╭─ Given information
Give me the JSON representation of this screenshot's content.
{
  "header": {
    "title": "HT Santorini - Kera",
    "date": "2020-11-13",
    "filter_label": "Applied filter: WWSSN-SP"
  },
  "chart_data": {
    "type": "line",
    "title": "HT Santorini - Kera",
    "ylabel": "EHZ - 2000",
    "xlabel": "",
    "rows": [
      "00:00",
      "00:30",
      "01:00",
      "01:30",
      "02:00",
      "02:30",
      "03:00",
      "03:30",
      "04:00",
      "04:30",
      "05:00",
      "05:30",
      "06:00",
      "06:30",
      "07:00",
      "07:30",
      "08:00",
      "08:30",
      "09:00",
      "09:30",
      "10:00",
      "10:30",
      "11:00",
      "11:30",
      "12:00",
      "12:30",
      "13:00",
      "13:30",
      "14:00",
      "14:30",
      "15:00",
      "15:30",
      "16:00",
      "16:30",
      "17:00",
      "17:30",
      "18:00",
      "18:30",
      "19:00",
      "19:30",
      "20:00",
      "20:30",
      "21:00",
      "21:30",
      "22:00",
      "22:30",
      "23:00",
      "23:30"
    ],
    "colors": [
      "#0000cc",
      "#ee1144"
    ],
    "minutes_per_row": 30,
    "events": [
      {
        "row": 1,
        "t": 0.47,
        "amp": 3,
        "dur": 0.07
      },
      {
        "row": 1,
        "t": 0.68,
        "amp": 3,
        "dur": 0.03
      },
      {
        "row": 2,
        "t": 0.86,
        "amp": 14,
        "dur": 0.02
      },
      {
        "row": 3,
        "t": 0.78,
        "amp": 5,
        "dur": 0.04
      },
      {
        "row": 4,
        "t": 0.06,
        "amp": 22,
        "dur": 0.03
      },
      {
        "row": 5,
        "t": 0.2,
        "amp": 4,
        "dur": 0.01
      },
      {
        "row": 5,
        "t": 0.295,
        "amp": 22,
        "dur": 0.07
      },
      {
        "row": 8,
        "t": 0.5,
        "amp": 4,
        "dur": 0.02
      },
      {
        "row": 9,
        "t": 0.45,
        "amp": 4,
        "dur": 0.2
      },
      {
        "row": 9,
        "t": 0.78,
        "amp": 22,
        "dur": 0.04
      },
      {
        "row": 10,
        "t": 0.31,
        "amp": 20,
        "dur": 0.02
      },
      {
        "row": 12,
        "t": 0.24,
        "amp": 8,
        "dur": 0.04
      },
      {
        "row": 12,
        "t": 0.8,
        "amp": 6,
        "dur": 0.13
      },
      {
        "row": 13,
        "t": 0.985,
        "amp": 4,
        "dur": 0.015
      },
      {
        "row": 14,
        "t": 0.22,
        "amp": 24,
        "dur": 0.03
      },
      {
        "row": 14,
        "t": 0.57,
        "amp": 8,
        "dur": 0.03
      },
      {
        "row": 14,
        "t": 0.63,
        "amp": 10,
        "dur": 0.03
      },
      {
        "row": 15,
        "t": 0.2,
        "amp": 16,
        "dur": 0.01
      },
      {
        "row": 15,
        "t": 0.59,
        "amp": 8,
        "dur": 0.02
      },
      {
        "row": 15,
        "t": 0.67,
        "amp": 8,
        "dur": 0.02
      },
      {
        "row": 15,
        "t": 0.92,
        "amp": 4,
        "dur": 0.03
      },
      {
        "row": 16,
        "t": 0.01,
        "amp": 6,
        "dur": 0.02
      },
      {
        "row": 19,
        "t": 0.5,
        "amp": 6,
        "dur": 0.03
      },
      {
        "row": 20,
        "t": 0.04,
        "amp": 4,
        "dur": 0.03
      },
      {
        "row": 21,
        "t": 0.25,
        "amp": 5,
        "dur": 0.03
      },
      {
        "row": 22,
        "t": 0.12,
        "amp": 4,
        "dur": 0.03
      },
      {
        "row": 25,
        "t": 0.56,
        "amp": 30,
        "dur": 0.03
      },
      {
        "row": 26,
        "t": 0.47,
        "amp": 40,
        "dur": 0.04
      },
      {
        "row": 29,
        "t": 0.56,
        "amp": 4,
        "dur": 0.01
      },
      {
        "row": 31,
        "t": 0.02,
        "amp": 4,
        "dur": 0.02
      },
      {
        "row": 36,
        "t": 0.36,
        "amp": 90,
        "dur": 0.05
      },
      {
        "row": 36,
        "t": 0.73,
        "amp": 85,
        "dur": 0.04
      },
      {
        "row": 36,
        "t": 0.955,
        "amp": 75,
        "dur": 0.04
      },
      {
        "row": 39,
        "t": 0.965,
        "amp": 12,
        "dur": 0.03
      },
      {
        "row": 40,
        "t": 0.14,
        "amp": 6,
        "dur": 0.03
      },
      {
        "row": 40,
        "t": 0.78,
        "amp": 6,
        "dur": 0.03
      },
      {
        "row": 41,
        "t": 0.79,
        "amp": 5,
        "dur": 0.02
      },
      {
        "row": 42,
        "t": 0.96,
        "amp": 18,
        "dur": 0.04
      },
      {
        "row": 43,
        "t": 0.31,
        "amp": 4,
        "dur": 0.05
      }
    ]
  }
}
╰─
## Task instructions:
Recopy all the lines exactly as they appear.

## Exercise result:
Give me the JSON representation of this screenshot's content.
{
  "header": {
    "title": "HT Santorini - Kera",
    "date": "2020-11-13",
    "filter_label": "Applied filter: WWSSN-SP"
  },
  "chart_data": {
    "type": "line",
    "title": "HT Santorini - Kera",
    "ylabel": "EHZ - 2000",
    "xlabel": "",
    "rows": [
      "00:00",
      "00:30",
      "01:00",
      "01:30",
      "02:00",
      "02:30",
      "03:00",
      "03:30",
      "04:00",
      "04:30",
      "05:00",
      "05:30",
      "06:00",
      "06:30",
      "07:00",
      "07:30",
      "08:00",
      "08:30",
      "09:00",
      "09:30",
      "10:00",
      "10:30",
      "11:00",
      "11:30",
      "12:00",
      "12:30",
      "13:00",
      "13:30",
      "14:00",
      "14:30",
      "15:00",
      "15:30",
      "16:00",
      "16:30",
      "17:00",
      "17:30",
      "18:00",
      "18:30",
      "19:00",
      "19:30",
      "20:00",
      "20:30",
      "21:00",
      "21:30",
      "22:00",
      "22:30",
      "23:00",
      "23:30"
    ],
    "colors": [
      "#0000cc",
      "#ee1144"
    ],
    "minutes_per_row": 30,
    "events": [
      {
        "row": 1,
        "t": 0.47,
        "amp": 3,
        "dur": 0.07
      },
      {
        "row": 1,
        "t": 0.68,
        "amp": 3,
        "dur": 0.03
      },
      {
        "row": 2,
        "t": 0.86,
        "amp": 14,
        "dur": 0.02
      },
      {
        "row": 3,
        "t": 0.78,
        "amp": 5,
        "dur": 0.04
      },
      {
        "row": 4,
        "t": 0.06,
        "amp": 22,
        "dur": 0.03
      },
      {
        "row": 5,
        "t": 0.2,
        "amp": 4,
        "dur": 0.01
      },
      {
        "row": 5,
        "t": 0.295,
        "amp": 22,
        "dur": 0.07
      },
      {
        "row": 8,
        "t": 0.5,
        "amp": 4,
        "dur": 0.02
      },
      {
        "row": 9,
        "t": 0.45,
        "amp": 4,
        "dur": 0.2
      },
      {
        "row": 9,
        "t": 0.78,
        "amp": 22,
        "dur": 0.04
      },
      {
        "row": 10,
        "t": 0.31,
        "amp": 20,
        "dur": 0.02
      },
      {
        "row": 12,
        "t": 0.24,
        "amp": 8,
        "dur": 0.04
      },
      {
        "row": 12,
        "t": 0.8,
        "amp": 6,
        "dur": 0.13
      },
      {
        "row": 13,
        "t": 0.985,
        "amp": 4,
        "dur": 0.015
      },
      {
        "row": 14,
        "t": 0.22,
        "amp": 24,
        "dur": 0.03
      },
      {
        "row": 14,
        "t": 0.57,
        "amp": 8,
        "dur": 0.03
      },
      {
        "row": 14,
        "t": 0.63,
        "amp": 10,
        "dur": 0.03
      },
      {
        "row": 15,
        "t": 0.2,
        "amp": 16,
        "dur": 0.01
      },
      {
        "row": 15,
        "t": 0.59,
        "amp": 8,
        "dur": 0.02
      },
      {
        "row": 15,
        "t": 0.67,
        "amp": 8,
        "dur": 0.02
      },
      {
        "row": 15,
        "t": 0.92,
        "amp": 4,
        "dur": 0.03
      },
      {
        "row": 16,
        "t": 0.01,
        "amp": 6,
        "dur": 0.02
      },
      {
        "row": 19,
        "t": 0.5,
        "amp": 6,
        "dur": 0.03
      },
      {
        "row": 20,
        "t": 0.04,
        "amp": 4,
        "dur": 0.03
      },
      {
        "row": 21,
        "t": 0.25,
        "amp": 5,
        "dur": 0.03
      },
      {
        "row": 22,
        "t": 0.12,
        "amp": 4,
        "dur": 0.03
      },
      {
        "row": 25,
        "t": 0.56,
        "amp": 30,
        "dur": 0.03
      },
      {
        "row": 26,
        "t": 0.47,
        "amp": 40,
        "dur": 0.04
      },
      {
        "row": 29,
        "t": 0.56,
        "amp": 4,
        "dur": 0.01
      },
      {
        "row": 31,
        "t": 0.02,
        "amp": 4,
        "dur": 0.02
      },
      {
        "row": 36,
        "t": 0.36,
        "amp": 90,
        "dur": 0.05
      },
      {
        "row": 36,
        "t": 0.73,
        "amp": 85,
        "dur": 0.04
      },
      {
        "row": 36,
        "t": 0.955,
        "amp": 75,
        "dur": 0.04
      },
      {
        "row": 39,
        "t": 0.965,
        "amp": 12,
        "dur": 0.03
      },
      {
        "row": 40,
        "t": 0.14,
        "amp": 6,
        "dur": 0.03
      },
      {
        "row": 40,
        "t": 0.78,
        "amp": 6,
        "dur": 0.03
      },
      {
        "row": 41,
        "t": 0.79,
        "amp": 5,
        "dur": 0.02
      },
      {
        "row": 42,
        "t": 0.96,
        "amp": 18,
        "dur": 0.04
      },
      {
        "row": 43,
        "t": 0.31,
        "amp": 4,
        "dur": 0.05
      }
    ]
  }
}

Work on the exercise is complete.